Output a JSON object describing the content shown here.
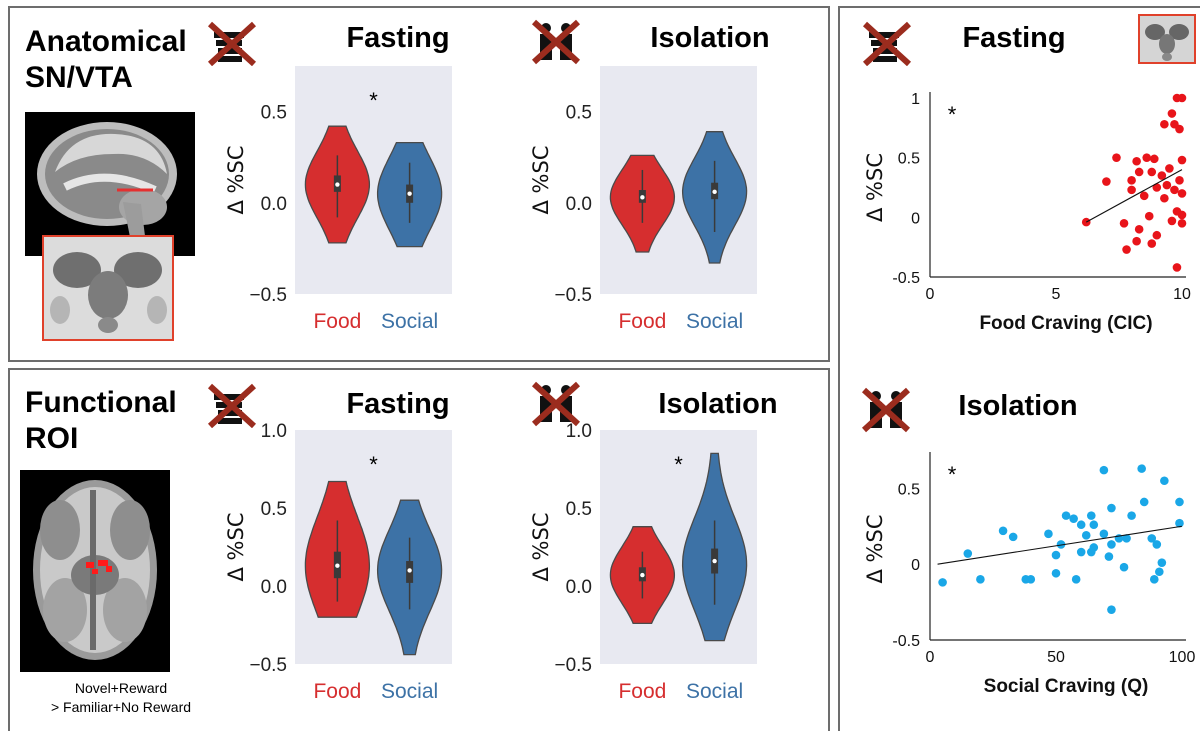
{
  "panels": {
    "anatomical": {
      "label_line1": "Anatomical",
      "label_line2": "SN/VTA"
    },
    "functional": {
      "label_line1": "Functional",
      "label_line2": "ROI",
      "caption_line1": "Novel+Reward",
      "caption_line2": "> Familiar+No Reward"
    }
  },
  "icons": {
    "fasting": "crossed-out-food-icon",
    "isolation": "crossed-out-people-icon"
  },
  "colors": {
    "food": "#d62e2f",
    "social": "#3d72a6",
    "plot_bg": "#e8e9f1",
    "scatter_red": "#e8141a",
    "scatter_blue": "#1aa7e7",
    "roi_box": "#e0412b"
  },
  "chart_data": [
    {
      "id": "violin-anat-fasting",
      "type": "violin",
      "title": "Fasting",
      "ylabel": "Δ %SC",
      "ylim": [
        -0.5,
        0.75
      ],
      "yticks": [
        "0.5",
        "0.0",
        "−0.5"
      ],
      "ytick_values": [
        0.5,
        0.0,
        -0.5
      ],
      "categories": [
        "Food",
        "Social"
      ],
      "annotation": "*",
      "series": [
        {
          "name": "Food",
          "median": 0.1,
          "q1": 0.06,
          "q3": 0.15,
          "whisker_low": -0.08,
          "whisker_high": 0.26,
          "min": -0.22,
          "max": 0.42,
          "peak": 0.1
        },
        {
          "name": "Social",
          "median": 0.05,
          "q1": 0.0,
          "q3": 0.1,
          "whisker_low": -0.11,
          "whisker_high": 0.22,
          "min": -0.24,
          "max": 0.33,
          "peak": 0.05
        }
      ]
    },
    {
      "id": "violin-anat-isolation",
      "type": "violin",
      "title": "Isolation",
      "ylabel": "Δ %SC",
      "ylim": [
        -0.5,
        0.75
      ],
      "yticks": [
        "0.5",
        "0.0",
        "−0.5"
      ],
      "ytick_values": [
        0.5,
        0.0,
        -0.5
      ],
      "categories": [
        "Food",
        "Social"
      ],
      "annotation": "",
      "series": [
        {
          "name": "Food",
          "median": 0.03,
          "q1": 0.0,
          "q3": 0.07,
          "whisker_low": -0.11,
          "whisker_high": 0.18,
          "min": -0.27,
          "max": 0.26,
          "peak": 0.03
        },
        {
          "name": "Social",
          "median": 0.06,
          "q1": 0.02,
          "q3": 0.11,
          "whisker_low": -0.16,
          "whisker_high": 0.23,
          "min": -0.33,
          "max": 0.39,
          "peak": 0.06
        }
      ]
    },
    {
      "id": "violin-func-fasting",
      "type": "violin",
      "title": "Fasting",
      "ylabel": "Δ %SC",
      "ylim": [
        -0.5,
        1.0
      ],
      "yticks": [
        "1.0",
        "0.5",
        "0.0",
        "−0.5"
      ],
      "ytick_values": [
        1.0,
        0.5,
        0.0,
        -0.5
      ],
      "categories": [
        "Food",
        "Social"
      ],
      "annotation": "*",
      "series": [
        {
          "name": "Food",
          "median": 0.13,
          "q1": 0.05,
          "q3": 0.22,
          "whisker_low": -0.1,
          "whisker_high": 0.42,
          "min": -0.2,
          "max": 0.67,
          "peak": 0.13
        },
        {
          "name": "Social",
          "median": 0.1,
          "q1": 0.02,
          "q3": 0.16,
          "whisker_low": -0.15,
          "whisker_high": 0.31,
          "min": -0.44,
          "max": 0.55,
          "peak": 0.1
        }
      ]
    },
    {
      "id": "violin-func-isolation",
      "type": "violin",
      "title": "Isolation",
      "ylabel": "Δ %SC",
      "ylim": [
        -0.5,
        1.0
      ],
      "yticks": [
        "1.0",
        "0.5",
        "0.0",
        "−0.5"
      ],
      "ytick_values": [
        1.0,
        0.5,
        0.0,
        -0.5
      ],
      "categories": [
        "Food",
        "Social"
      ],
      "annotation": "*",
      "series": [
        {
          "name": "Food",
          "median": 0.07,
          "q1": 0.03,
          "q3": 0.12,
          "whisker_low": -0.08,
          "whisker_high": 0.22,
          "min": -0.24,
          "max": 0.38,
          "peak": 0.07
        },
        {
          "name": "Social",
          "median": 0.16,
          "q1": 0.08,
          "q3": 0.24,
          "whisker_low": -0.12,
          "whisker_high": 0.42,
          "min": -0.35,
          "max": 0.85,
          "peak": 0.14
        }
      ]
    },
    {
      "id": "scatter-fasting",
      "type": "scatter",
      "title": "Fasting",
      "ylabel": "Δ %SC",
      "xlabel": "Food Craving (CIC)",
      "xlim": [
        0,
        10
      ],
      "ylim": [
        -0.5,
        1.0
      ],
      "xticks": [
        "0",
        "5",
        "10"
      ],
      "xtick_values": [
        0,
        5,
        10
      ],
      "yticks": [
        "1",
        "0.5",
        "0",
        "-0.5"
      ],
      "ytick_values": [
        1.0,
        0.5,
        0.0,
        -0.5
      ],
      "annotation": "*",
      "trendline": {
        "x": [
          6.2,
          10.0
        ],
        "y": [
          -0.04,
          0.4
        ]
      },
      "points": [
        [
          9.8,
          1.0
        ],
        [
          10.0,
          1.0
        ],
        [
          9.6,
          0.87
        ],
        [
          9.3,
          0.78
        ],
        [
          9.7,
          0.78
        ],
        [
          9.9,
          0.74
        ],
        [
          7.4,
          0.5
        ],
        [
          8.2,
          0.47
        ],
        [
          8.6,
          0.5
        ],
        [
          8.9,
          0.49
        ],
        [
          10.0,
          0.48
        ],
        [
          9.5,
          0.41
        ],
        [
          8.3,
          0.38
        ],
        [
          8.8,
          0.38
        ],
        [
          9.2,
          0.35
        ],
        [
          7.0,
          0.3
        ],
        [
          8.0,
          0.31
        ],
        [
          9.9,
          0.31
        ],
        [
          9.4,
          0.27
        ],
        [
          9.0,
          0.25
        ],
        [
          10.0,
          0.2
        ],
        [
          8.0,
          0.23
        ],
        [
          9.7,
          0.23
        ],
        [
          8.5,
          0.18
        ],
        [
          9.3,
          0.16
        ],
        [
          9.8,
          0.05
        ],
        [
          10.0,
          0.02
        ],
        [
          8.7,
          0.01
        ],
        [
          9.6,
          -0.03
        ],
        [
          10.0,
          -0.05
        ],
        [
          6.2,
          -0.04
        ],
        [
          7.7,
          -0.05
        ],
        [
          8.3,
          -0.1
        ],
        [
          9.0,
          -0.15
        ],
        [
          8.2,
          -0.2
        ],
        [
          8.8,
          -0.22
        ],
        [
          7.8,
          -0.27
        ],
        [
          9.8,
          -0.42
        ]
      ]
    },
    {
      "id": "scatter-isolation",
      "type": "scatter",
      "title": "Isolation",
      "ylabel": "Δ %SC",
      "xlabel": "Social Craving (Q)",
      "xlim": [
        0,
        100
      ],
      "ylim": [
        -0.5,
        0.7
      ],
      "xticks": [
        "0",
        "50",
        "100"
      ],
      "xtick_values": [
        0,
        50,
        100
      ],
      "yticks": [
        "0.5",
        "0",
        "-0.5"
      ],
      "ytick_values": [
        0.5,
        0.0,
        -0.5
      ],
      "annotation": "*",
      "trendline": {
        "x": [
          3,
          100
        ],
        "y": [
          0.0,
          0.25
        ]
      },
      "points": [
        [
          84,
          0.63
        ],
        [
          69,
          0.62
        ],
        [
          93,
          0.55
        ],
        [
          85,
          0.41
        ],
        [
          99,
          0.41
        ],
        [
          72,
          0.37
        ],
        [
          54,
          0.32
        ],
        [
          57,
          0.3
        ],
        [
          64,
          0.32
        ],
        [
          60,
          0.26
        ],
        [
          65,
          0.26
        ],
        [
          80,
          0.32
        ],
        [
          99,
          0.27
        ],
        [
          29,
          0.22
        ],
        [
          33,
          0.18
        ],
        [
          47,
          0.2
        ],
        [
          62,
          0.19
        ],
        [
          69,
          0.2
        ],
        [
          75,
          0.17
        ],
        [
          78,
          0.17
        ],
        [
          88,
          0.17
        ],
        [
          52,
          0.13
        ],
        [
          65,
          0.11
        ],
        [
          72,
          0.13
        ],
        [
          90,
          0.13
        ],
        [
          60,
          0.08
        ],
        [
          64,
          0.08
        ],
        [
          50,
          0.06
        ],
        [
          15,
          0.07
        ],
        [
          71,
          0.05
        ],
        [
          92,
          0.01
        ],
        [
          77,
          -0.02
        ],
        [
          50,
          -0.06
        ],
        [
          91,
          -0.05
        ],
        [
          20,
          -0.1
        ],
        [
          38,
          -0.1
        ],
        [
          40,
          -0.1
        ],
        [
          89,
          -0.1
        ],
        [
          58,
          -0.1
        ],
        [
          5,
          -0.12
        ],
        [
          72,
          -0.3
        ]
      ]
    }
  ]
}
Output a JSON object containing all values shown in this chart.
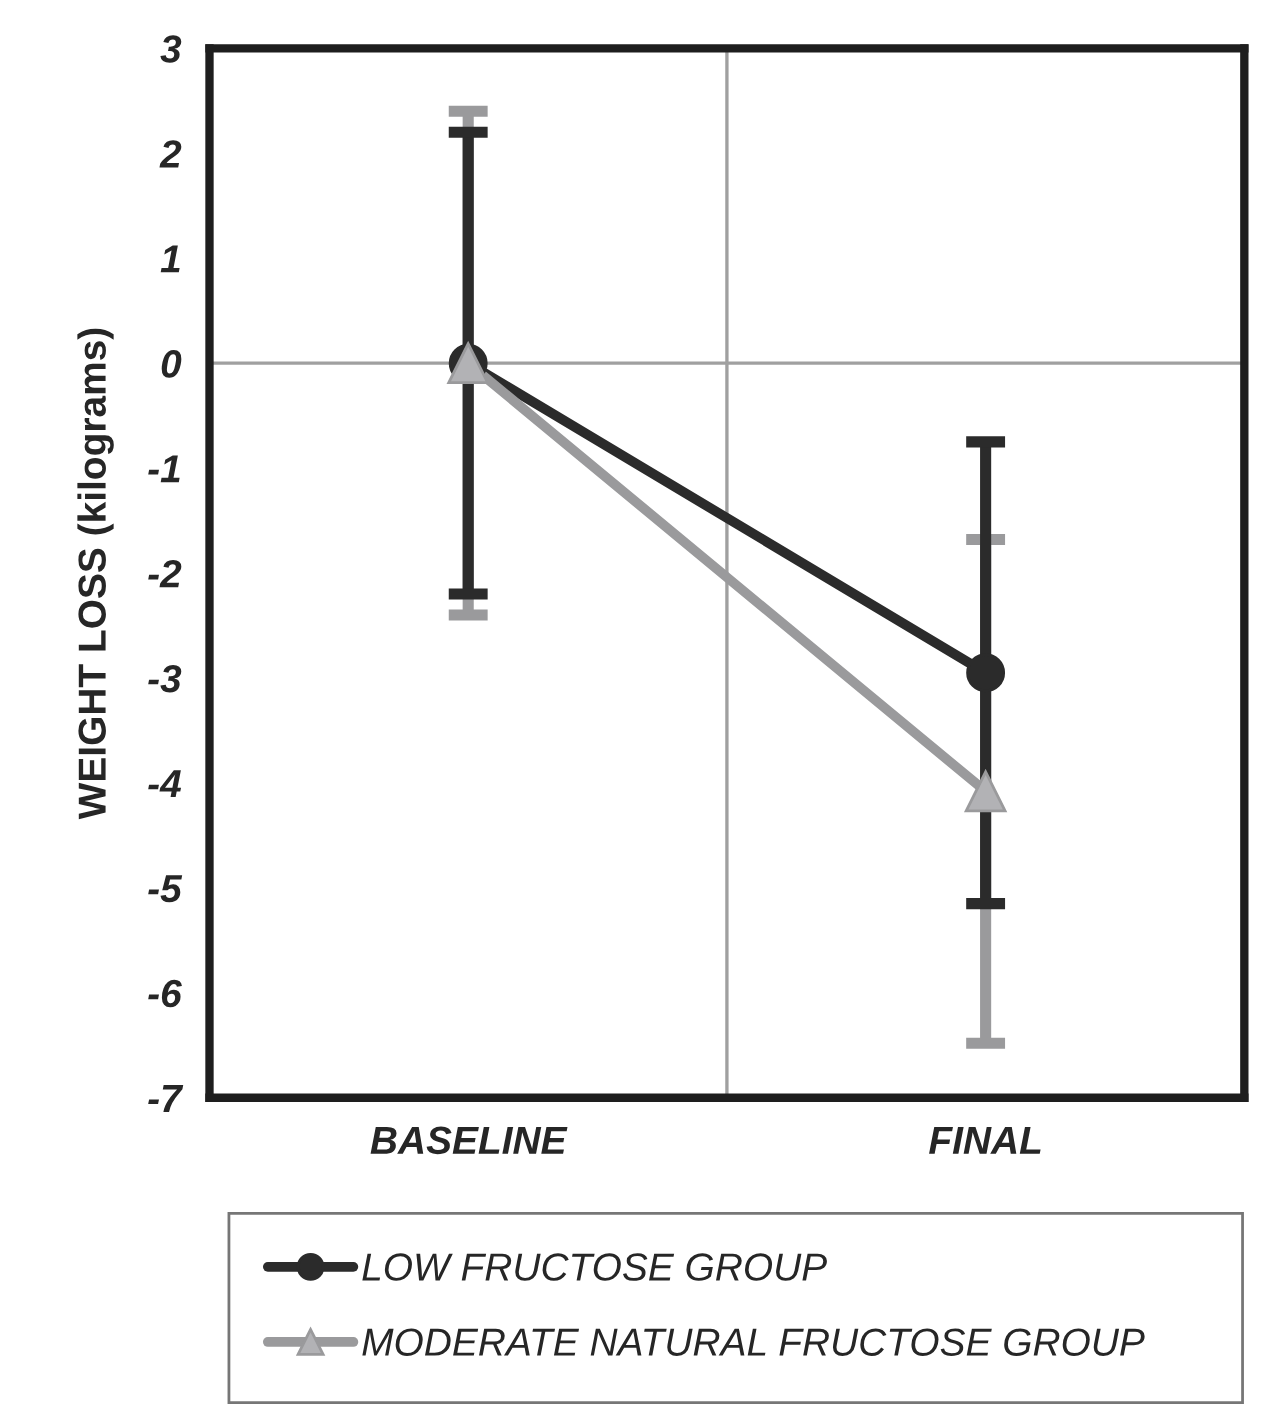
{
  "chart_data": {
    "type": "line",
    "ylabel": "WEIGHT LOSS (kilograms)",
    "categories": [
      "BASELINE",
      "FINAL"
    ],
    "series": [
      {
        "name": "LOW FRUCTOSE GROUP",
        "color": "#2b2b2b",
        "values": [
          0,
          -2.95
        ],
        "errors": [
          2.2,
          2.2
        ],
        "marker": "circle"
      },
      {
        "name": "MODERATE NATURAL FRUCTOSE GROUP",
        "color": "#9a9a9c",
        "values": [
          0,
          -4.08
        ],
        "errors": [
          2.4,
          2.4
        ],
        "marker": "triangle"
      }
    ],
    "ylim": [
      -7,
      3
    ],
    "yticks": [
      -7,
      -6,
      -5,
      -4,
      -3,
      -2,
      -1,
      0,
      1,
      2,
      3
    ],
    "ref_lines": [
      {
        "axis": "y",
        "value": 0,
        "color": "#a0a0a0"
      }
    ],
    "grid": "x",
    "legend": "bottom",
    "line_style": "solid"
  }
}
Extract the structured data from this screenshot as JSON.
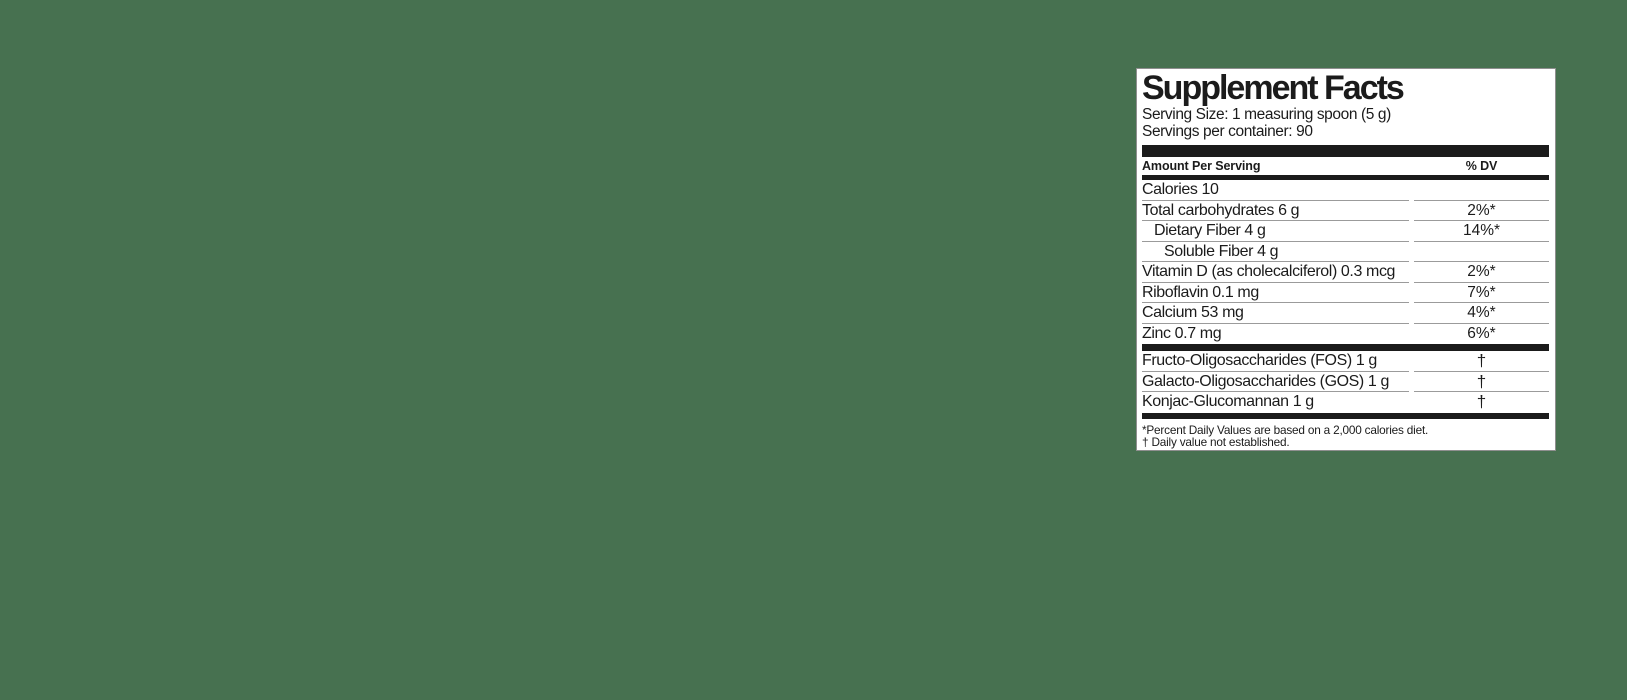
{
  "background_color": "#477150",
  "panel": {
    "title": "Supplement Facts",
    "serving_size": "Serving Size: 1 measuring spoon (5 g)",
    "servings_per_container": "Servings per container: 90",
    "header": {
      "amount_label": "Amount Per Serving",
      "dv_label": "% DV"
    },
    "sections": [
      {
        "rows": [
          {
            "name": "Calories 10",
            "dv": "",
            "indent": 0
          },
          {
            "name": "Total carbohydrates 6 g",
            "dv": "2%*",
            "indent": 0
          },
          {
            "name": "Dietary Fiber 4 g",
            "dv": "14%*",
            "indent": 1
          },
          {
            "name": "Soluble Fiber 4 g",
            "dv": "",
            "indent": 2
          },
          {
            "name": "Vitamin D (as cholecalciferol) 0.3 mcg",
            "dv": "2%*",
            "indent": 0
          },
          {
            "name": "Riboflavin 0.1 mg",
            "dv": "7%*",
            "indent": 0
          },
          {
            "name": "Calcium 53 mg",
            "dv": "4%*",
            "indent": 0
          },
          {
            "name": "Zinc 0.7 mg",
            "dv": "6%*",
            "indent": 0
          }
        ]
      },
      {
        "rows": [
          {
            "name": "Fructo-Oligosaccharides (FOS) 1 g",
            "dv": "†",
            "indent": 0
          },
          {
            "name": "Galacto-Oligosaccharides (GOS) 1 g",
            "dv": "†",
            "indent": 0
          },
          {
            "name": "Konjac-Glucomannan 1 g",
            "dv": "†",
            "indent": 0
          }
        ]
      }
    ],
    "footnotes": [
      "*Percent Daily Values are based on a 2,000 calories diet.",
      "† Daily value not established."
    ],
    "colors": {
      "bar": "#1b1b1b",
      "hairline": "#9b9b9b",
      "panel_bg": "#ffffff"
    }
  }
}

◆ YOUR TASK ◆
Lines holding the word "peak" in the entries above are the ones to pull out. Copy them all.

◆ FINAL ANSWER ◆
          "peak": 0.1
          "peak": 0.05
          "peak": 0.03
          "peak": 0.06
          "peak": 0.13
          "peak": 0.1
          "peak": 0.07
          "peak": 0.14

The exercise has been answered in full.